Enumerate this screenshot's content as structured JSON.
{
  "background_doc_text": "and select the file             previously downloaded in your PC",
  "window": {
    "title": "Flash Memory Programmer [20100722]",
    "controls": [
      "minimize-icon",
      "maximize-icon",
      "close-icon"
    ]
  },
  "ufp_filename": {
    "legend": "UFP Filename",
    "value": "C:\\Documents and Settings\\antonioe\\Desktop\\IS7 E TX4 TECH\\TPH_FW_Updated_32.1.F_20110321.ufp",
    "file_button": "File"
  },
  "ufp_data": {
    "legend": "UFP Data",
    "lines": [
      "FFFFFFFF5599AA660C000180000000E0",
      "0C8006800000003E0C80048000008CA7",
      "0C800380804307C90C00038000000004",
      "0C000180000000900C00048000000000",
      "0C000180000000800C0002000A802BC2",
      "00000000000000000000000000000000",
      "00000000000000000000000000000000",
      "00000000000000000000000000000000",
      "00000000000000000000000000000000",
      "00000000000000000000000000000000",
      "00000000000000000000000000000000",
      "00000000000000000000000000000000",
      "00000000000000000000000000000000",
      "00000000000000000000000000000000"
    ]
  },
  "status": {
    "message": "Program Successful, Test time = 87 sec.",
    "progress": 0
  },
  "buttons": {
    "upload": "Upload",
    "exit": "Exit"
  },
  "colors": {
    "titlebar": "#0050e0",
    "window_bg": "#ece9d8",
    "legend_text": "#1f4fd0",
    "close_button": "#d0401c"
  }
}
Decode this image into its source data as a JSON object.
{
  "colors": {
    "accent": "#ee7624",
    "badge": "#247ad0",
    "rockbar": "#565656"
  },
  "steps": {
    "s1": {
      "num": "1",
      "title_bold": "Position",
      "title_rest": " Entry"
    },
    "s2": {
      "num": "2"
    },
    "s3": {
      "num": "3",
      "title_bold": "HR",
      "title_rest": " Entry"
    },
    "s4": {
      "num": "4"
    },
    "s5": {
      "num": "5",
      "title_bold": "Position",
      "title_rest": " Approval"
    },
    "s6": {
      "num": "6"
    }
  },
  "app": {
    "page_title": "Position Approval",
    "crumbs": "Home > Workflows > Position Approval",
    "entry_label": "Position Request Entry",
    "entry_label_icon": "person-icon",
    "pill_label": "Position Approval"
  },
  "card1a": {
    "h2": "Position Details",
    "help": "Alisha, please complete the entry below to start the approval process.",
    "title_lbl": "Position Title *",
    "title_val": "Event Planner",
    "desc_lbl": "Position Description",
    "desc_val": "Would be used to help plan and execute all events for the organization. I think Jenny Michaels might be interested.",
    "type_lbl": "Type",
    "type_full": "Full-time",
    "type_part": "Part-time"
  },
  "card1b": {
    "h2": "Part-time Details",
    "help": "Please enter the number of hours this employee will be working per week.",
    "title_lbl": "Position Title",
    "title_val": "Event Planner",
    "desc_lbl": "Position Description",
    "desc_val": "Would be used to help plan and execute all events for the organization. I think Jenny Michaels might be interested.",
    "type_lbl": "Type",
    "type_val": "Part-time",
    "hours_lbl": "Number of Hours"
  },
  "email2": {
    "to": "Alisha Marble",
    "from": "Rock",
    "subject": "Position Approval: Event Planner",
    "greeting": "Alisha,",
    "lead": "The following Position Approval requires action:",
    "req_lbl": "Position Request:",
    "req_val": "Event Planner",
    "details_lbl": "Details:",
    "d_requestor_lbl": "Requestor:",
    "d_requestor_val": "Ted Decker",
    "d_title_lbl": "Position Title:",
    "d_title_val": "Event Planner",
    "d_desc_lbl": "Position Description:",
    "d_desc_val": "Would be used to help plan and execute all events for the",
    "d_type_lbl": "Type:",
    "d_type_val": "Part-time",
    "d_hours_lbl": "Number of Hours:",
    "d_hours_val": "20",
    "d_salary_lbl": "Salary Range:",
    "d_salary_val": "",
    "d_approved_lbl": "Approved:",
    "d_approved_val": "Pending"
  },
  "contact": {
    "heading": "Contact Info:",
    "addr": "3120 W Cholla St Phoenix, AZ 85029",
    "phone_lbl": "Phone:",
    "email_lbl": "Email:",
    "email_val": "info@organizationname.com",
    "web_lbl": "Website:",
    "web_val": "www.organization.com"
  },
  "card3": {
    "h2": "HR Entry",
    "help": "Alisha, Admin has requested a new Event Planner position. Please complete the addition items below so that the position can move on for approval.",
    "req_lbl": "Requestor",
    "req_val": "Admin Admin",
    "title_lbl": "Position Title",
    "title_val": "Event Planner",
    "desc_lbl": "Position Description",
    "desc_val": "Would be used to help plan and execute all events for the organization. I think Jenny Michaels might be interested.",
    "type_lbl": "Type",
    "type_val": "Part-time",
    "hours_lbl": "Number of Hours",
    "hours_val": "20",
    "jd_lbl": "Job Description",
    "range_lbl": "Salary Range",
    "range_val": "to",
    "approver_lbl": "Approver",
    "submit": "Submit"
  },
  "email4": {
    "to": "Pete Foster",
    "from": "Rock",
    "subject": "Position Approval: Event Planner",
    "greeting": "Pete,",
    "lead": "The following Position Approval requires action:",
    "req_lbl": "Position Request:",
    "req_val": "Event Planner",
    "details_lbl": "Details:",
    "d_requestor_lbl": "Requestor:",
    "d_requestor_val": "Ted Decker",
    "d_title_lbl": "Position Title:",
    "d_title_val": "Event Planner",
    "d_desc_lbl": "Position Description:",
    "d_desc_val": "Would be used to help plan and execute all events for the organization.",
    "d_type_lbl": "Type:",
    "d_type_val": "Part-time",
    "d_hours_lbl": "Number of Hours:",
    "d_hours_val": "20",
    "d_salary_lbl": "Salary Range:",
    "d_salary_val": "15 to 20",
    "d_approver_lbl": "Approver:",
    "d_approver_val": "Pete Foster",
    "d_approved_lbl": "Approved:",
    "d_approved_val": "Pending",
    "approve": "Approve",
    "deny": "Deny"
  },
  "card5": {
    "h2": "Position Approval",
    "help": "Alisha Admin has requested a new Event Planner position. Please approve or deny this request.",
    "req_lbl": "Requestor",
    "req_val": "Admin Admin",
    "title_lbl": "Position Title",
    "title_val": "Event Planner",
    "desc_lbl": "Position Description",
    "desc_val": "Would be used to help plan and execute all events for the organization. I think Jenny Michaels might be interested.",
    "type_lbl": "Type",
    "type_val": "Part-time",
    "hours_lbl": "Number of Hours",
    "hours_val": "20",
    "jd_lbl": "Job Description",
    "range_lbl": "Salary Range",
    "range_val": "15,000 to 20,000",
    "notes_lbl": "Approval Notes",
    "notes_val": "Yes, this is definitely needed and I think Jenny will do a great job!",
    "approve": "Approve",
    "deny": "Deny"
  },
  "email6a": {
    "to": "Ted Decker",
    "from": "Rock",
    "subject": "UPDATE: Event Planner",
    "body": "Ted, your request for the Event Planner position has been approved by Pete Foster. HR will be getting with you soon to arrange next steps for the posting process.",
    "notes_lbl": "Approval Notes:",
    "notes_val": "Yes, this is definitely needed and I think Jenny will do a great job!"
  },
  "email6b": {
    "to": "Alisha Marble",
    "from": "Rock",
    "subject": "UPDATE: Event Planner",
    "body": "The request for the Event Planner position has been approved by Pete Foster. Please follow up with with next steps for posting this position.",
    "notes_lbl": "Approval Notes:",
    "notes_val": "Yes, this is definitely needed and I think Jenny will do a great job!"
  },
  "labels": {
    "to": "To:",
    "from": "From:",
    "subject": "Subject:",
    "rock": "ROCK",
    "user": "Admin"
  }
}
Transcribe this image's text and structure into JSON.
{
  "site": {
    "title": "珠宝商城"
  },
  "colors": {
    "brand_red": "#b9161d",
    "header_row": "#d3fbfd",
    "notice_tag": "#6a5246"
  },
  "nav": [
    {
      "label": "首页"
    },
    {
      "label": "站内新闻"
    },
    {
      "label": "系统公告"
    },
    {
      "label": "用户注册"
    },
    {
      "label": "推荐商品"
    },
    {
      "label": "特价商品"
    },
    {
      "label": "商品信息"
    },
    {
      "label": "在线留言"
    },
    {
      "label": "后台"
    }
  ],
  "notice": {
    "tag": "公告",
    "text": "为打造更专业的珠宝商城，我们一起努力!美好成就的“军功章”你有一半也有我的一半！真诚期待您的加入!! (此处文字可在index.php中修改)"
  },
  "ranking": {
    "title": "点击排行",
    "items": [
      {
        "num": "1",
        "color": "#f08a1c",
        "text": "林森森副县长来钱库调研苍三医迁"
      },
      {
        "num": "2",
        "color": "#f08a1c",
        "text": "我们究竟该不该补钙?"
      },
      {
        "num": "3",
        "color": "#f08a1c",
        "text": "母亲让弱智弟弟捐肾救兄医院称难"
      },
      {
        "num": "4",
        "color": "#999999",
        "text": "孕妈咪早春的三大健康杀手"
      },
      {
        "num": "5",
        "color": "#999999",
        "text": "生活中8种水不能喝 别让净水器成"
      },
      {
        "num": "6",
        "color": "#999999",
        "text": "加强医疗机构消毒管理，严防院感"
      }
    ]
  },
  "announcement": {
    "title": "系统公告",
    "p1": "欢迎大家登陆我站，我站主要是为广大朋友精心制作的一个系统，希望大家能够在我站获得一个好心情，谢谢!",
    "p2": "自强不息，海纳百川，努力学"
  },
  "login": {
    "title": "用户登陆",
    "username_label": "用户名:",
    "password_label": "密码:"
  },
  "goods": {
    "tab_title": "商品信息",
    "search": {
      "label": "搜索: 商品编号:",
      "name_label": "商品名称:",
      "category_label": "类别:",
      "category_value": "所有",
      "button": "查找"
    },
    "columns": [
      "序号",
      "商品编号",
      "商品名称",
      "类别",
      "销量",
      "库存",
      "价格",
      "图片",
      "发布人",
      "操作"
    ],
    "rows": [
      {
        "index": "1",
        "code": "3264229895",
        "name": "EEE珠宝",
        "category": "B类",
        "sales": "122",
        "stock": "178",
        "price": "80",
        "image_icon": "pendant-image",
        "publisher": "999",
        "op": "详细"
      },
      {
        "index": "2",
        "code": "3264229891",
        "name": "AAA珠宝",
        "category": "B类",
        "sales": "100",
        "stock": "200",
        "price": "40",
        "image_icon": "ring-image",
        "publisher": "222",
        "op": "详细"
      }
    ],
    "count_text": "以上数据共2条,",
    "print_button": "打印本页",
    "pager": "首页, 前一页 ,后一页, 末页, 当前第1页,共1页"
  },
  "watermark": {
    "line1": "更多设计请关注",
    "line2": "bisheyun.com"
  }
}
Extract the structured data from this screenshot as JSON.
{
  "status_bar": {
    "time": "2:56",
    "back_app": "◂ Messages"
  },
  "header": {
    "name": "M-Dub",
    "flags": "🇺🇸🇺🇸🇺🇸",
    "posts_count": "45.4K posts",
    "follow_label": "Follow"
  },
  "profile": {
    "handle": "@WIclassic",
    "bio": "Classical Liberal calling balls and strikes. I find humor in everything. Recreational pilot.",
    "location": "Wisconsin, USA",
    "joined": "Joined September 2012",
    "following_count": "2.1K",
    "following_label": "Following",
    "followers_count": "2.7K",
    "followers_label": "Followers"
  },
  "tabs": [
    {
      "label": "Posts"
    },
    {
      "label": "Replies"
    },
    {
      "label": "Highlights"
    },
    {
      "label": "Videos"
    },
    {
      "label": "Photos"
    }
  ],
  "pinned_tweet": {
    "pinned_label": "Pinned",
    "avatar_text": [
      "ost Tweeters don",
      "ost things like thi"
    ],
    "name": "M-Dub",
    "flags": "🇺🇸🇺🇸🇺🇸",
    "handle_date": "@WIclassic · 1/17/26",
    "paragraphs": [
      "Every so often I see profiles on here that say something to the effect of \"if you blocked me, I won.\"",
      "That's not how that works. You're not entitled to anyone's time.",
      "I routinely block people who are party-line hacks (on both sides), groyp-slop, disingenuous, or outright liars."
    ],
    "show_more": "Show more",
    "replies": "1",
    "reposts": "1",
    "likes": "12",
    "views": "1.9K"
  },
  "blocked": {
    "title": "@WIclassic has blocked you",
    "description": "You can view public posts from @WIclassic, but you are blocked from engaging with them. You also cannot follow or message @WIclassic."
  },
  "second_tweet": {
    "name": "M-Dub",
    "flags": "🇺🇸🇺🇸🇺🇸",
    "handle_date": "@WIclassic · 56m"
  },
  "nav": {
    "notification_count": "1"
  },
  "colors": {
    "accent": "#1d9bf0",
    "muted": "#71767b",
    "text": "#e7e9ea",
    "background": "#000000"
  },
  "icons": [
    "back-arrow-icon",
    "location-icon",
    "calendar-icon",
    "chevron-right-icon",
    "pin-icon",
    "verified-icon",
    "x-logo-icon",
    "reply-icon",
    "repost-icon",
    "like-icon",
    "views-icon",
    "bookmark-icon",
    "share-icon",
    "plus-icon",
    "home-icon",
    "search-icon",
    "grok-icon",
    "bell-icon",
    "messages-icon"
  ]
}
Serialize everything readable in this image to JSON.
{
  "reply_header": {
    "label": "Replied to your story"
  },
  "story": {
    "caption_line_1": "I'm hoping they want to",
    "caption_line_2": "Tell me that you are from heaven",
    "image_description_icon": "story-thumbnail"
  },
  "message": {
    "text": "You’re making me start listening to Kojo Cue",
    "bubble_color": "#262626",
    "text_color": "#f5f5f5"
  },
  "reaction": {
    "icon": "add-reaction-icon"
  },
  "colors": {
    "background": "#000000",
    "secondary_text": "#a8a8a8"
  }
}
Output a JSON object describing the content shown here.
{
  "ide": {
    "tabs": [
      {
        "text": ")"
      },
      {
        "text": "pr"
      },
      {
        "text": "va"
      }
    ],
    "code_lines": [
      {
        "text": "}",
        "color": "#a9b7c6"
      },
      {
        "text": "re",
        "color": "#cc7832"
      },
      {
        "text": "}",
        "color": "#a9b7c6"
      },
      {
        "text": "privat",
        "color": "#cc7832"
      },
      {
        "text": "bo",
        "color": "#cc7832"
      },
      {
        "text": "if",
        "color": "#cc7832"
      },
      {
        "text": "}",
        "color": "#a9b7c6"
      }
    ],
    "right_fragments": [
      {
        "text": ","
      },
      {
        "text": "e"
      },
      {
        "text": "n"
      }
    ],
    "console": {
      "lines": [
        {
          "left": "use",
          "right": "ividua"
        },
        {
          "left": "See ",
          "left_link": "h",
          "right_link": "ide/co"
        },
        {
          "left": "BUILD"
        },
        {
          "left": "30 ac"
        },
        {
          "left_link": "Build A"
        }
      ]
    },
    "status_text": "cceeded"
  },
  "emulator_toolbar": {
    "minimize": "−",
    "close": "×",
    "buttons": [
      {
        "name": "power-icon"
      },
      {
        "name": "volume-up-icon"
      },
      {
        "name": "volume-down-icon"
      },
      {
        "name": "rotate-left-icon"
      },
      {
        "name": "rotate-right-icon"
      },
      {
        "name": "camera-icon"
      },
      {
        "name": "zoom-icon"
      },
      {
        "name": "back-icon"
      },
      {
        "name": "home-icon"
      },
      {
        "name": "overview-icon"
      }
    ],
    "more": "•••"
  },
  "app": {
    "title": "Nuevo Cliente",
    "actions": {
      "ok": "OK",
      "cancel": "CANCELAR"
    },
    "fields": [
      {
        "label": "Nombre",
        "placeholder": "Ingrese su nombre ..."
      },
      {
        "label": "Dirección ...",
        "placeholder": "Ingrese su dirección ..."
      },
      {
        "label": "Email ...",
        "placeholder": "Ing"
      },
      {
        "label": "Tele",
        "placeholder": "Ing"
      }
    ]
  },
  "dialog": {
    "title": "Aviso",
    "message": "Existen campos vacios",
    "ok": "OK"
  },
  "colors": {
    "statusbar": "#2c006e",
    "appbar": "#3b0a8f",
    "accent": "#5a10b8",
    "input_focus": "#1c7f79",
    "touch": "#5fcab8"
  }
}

--------------------------------------------------

### Your instructions
Go through the data and count each line that has the word "process", then give the total alone.

### Solution to this problem
2